# Written tasks:
**A)** In the knot theory passage, repeat word for word the stretch that begins at the words "Use of New Materials Inspired" and stops after the words "using new materials.".
**B)** According to the knot theory passage, why was braid theory modified to allow an upward move? Answer in one to three sentences.

━━━ Source text

The next sections will focus on the use of the diagrammatic method in knot theory to analyze textile knot practice in which physical strings are hand-knotted to create three-dimensional artifacts. They will show how diagrams can provide a visual language to interrogate and record practice, visualize or simulate new knot designs prior to making, and inspire the use of new materials.
Analysis of Textile Knot Practice Using Knot Theory
New Knot Pattern Designs Based on Knot Diagrams
This step is an example of how diagramming can influence the design of knotted textiles that have always used one color to adopt two colors in textile knot practice.
The subsequent knotting experiment puts the strands in the following positions from left to right: black–black–white–white (Fig. 9a). To link individual knots, one knot is flipped before the tying took place (Fig. 9b), allowing all four strings of the same color to form a pure color knot, black or white (Fig. 9c). The process continues alternately between a row of mixed color knots and that of pure black and white ones, leading to a striped knot pattern (Fig. 9d).
Use of New Materials Inspired by Knot Theory
Knot theory also illuminates the use of a new material in Nimkulrat’s knot practice, encouraging her to work with materials and structures that she did not previously considered. The mathematical definition of a knot according to knot theory provides an opportunity to interrogate textile practice. The definition of a knot as closed curves with no loose ends (Devlin 1999) provokes an idea of using new materials.
Analysis of Textile Knot Practice Using Braid Theory
In the formulation of the braid notation in Fig. 20, to complete Steps 3 and 6, the strand must first move upwards the braid to pass through a loop to tie the knot. Such a move is not permitted in braid theory that, by definition, all moves must be in a downward direction. This indicates that pure braid theory cannot be used to characterize the craft knot in question. In order to continue the analysis of this knot using braid theory, the theory is therefore modified to allow the upward move. The notation given for this move is *, which refers to not only the upward move of the strand that is last twisted over in the previous move, but also the passing of it through a loop created by the strand twisting over it. The notation that describes the knotting process of the Fig. 2 knot is abCba*CBaBc*.

━━━━━━
━━━ Records shown

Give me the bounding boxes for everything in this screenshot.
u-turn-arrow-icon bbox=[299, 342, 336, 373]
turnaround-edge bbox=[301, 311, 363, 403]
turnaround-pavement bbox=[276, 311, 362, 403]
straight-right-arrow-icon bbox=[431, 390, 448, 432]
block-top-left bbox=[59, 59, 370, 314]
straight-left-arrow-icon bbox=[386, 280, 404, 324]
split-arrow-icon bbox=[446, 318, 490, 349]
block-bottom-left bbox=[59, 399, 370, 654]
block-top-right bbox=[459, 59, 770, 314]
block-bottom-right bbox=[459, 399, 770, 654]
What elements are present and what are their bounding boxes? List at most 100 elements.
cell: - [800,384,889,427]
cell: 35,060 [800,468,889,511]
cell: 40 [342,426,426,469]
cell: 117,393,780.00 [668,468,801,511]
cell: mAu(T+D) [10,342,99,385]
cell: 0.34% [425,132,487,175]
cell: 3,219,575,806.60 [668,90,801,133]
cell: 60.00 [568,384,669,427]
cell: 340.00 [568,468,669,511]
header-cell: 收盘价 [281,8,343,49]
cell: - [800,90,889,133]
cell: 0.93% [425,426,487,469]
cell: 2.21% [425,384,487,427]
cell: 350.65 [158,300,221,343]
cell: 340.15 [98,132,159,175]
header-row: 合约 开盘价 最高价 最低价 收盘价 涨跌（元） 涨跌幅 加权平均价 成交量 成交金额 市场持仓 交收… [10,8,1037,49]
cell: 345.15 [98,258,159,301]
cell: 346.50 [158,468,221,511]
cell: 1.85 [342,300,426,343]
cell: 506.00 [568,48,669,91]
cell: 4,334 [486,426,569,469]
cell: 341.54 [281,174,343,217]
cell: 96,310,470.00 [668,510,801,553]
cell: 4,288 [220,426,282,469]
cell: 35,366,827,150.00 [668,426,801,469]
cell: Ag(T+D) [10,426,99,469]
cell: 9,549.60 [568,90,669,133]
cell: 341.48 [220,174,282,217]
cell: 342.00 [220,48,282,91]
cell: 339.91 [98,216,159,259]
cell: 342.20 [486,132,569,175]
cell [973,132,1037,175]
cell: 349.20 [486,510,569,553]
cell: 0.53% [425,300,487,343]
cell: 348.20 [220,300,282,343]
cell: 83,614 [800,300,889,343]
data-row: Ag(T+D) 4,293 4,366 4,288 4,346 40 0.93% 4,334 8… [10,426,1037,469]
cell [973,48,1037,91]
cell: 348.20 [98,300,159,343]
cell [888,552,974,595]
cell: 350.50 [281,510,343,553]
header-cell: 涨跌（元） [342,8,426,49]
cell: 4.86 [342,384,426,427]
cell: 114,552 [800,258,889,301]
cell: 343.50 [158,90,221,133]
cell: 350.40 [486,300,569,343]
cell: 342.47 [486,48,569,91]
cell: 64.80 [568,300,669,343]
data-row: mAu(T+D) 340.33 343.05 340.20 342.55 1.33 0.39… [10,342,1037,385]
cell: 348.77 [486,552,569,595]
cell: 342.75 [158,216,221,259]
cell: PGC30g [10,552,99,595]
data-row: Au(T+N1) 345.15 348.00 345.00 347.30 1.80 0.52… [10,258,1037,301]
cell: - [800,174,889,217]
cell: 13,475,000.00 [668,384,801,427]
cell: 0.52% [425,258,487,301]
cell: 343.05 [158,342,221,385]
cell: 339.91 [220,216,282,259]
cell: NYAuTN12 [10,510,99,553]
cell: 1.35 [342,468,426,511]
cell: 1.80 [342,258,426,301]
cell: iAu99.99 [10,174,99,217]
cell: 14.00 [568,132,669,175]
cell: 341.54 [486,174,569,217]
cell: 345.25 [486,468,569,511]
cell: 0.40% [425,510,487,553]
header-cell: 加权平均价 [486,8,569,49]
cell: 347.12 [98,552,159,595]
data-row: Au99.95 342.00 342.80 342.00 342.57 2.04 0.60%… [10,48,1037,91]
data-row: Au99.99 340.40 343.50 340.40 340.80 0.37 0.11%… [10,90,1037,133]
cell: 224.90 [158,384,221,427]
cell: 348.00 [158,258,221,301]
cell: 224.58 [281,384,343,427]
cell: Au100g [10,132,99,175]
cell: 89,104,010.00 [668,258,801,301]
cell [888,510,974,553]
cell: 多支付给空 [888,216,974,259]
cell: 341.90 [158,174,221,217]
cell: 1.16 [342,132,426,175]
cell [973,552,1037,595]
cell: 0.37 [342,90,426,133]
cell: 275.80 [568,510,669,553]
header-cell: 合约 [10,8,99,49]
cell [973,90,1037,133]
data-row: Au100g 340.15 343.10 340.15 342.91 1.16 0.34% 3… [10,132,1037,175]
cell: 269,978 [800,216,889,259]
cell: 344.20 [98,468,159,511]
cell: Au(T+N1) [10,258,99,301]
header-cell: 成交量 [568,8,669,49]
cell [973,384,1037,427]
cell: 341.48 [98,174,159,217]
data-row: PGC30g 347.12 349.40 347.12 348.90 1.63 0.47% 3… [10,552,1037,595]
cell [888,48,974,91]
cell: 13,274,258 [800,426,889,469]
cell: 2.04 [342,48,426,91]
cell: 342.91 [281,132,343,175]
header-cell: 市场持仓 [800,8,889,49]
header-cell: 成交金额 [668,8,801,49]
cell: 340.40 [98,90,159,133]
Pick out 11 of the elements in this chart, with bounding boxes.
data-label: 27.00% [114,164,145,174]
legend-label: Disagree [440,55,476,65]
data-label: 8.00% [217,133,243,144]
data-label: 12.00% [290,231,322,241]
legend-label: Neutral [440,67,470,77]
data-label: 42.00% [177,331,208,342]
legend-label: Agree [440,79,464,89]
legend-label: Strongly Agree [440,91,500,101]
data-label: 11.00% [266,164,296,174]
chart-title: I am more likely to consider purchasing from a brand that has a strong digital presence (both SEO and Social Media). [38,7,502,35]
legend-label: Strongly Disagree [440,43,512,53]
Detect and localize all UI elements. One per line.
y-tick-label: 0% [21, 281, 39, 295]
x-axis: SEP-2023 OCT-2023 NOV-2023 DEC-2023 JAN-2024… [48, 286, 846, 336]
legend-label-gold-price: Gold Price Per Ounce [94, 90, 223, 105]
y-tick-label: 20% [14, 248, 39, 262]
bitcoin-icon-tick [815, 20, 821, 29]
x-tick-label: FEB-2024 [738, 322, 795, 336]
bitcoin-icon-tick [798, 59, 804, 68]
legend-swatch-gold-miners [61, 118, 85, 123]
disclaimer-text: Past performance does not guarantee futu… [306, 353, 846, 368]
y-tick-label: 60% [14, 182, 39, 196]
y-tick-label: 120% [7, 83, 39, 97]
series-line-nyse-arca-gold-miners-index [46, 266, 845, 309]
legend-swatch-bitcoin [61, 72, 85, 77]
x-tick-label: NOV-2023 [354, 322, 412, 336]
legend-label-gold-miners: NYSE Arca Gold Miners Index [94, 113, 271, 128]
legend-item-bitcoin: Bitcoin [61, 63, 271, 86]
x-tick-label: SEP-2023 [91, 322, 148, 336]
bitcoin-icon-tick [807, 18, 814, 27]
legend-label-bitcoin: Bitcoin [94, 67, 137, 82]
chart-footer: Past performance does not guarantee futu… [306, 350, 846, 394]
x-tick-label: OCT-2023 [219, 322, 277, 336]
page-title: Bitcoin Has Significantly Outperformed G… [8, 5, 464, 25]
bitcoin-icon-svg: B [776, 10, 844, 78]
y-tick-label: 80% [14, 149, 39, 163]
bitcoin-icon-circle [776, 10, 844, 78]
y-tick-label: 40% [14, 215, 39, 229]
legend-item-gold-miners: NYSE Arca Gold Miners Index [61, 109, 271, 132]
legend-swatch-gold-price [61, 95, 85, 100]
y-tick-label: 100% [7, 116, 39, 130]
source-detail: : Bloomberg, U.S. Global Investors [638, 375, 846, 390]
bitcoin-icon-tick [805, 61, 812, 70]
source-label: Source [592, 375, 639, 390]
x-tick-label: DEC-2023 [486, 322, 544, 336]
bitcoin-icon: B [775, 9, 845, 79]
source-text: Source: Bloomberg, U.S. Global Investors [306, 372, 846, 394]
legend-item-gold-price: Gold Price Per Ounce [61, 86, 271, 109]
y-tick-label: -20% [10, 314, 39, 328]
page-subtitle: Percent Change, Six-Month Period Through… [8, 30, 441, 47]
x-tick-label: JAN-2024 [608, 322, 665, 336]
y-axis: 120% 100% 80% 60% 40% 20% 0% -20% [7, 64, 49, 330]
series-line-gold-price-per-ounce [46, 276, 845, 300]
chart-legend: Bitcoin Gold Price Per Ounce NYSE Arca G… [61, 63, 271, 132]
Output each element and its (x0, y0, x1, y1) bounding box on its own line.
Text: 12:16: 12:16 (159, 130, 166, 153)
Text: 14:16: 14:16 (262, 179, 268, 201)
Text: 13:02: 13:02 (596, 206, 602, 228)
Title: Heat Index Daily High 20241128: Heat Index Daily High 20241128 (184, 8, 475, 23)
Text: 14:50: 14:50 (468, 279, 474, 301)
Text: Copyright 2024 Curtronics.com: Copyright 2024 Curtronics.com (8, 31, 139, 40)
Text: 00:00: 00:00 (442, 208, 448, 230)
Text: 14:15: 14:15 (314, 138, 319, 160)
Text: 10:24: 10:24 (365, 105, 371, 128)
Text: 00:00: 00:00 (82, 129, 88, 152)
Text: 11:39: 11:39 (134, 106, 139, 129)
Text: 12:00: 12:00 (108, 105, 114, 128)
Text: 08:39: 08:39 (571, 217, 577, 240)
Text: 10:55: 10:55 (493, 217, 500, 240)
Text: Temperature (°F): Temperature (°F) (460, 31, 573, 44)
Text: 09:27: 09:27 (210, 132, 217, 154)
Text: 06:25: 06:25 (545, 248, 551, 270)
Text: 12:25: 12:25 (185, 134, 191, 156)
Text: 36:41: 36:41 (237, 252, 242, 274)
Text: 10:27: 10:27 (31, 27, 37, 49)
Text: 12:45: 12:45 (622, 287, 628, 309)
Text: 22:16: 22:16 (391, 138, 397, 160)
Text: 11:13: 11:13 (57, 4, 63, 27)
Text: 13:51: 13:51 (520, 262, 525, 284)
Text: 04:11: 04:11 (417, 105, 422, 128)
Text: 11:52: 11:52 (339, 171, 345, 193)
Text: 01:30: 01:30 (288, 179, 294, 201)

━━━━━━

# Solutions to the tasks:
**A)**
Use of New Materials Inspired by Knot Theory
Knot theory also illuminates the use of a new material in Nimkulrat’s knot practice, encouraging her to work with materials and structures that she did not previously considered. The mathematical definition of a knot according to knot theory provides an opportunity to interrogate textile practice. The definition of a knot as closed curves with no loose ends (Devlin 1999) provokes an idea of using new materials.

**B)** Steps 3 and 6 require the strand to move up the braid and pass through a loop to tie the knot. Braid theory, by definition, permits only downward moves, so pure braid theory cannot characterize this craft knot. The theory was therefore modified to allow the upward move so the analysis could continue.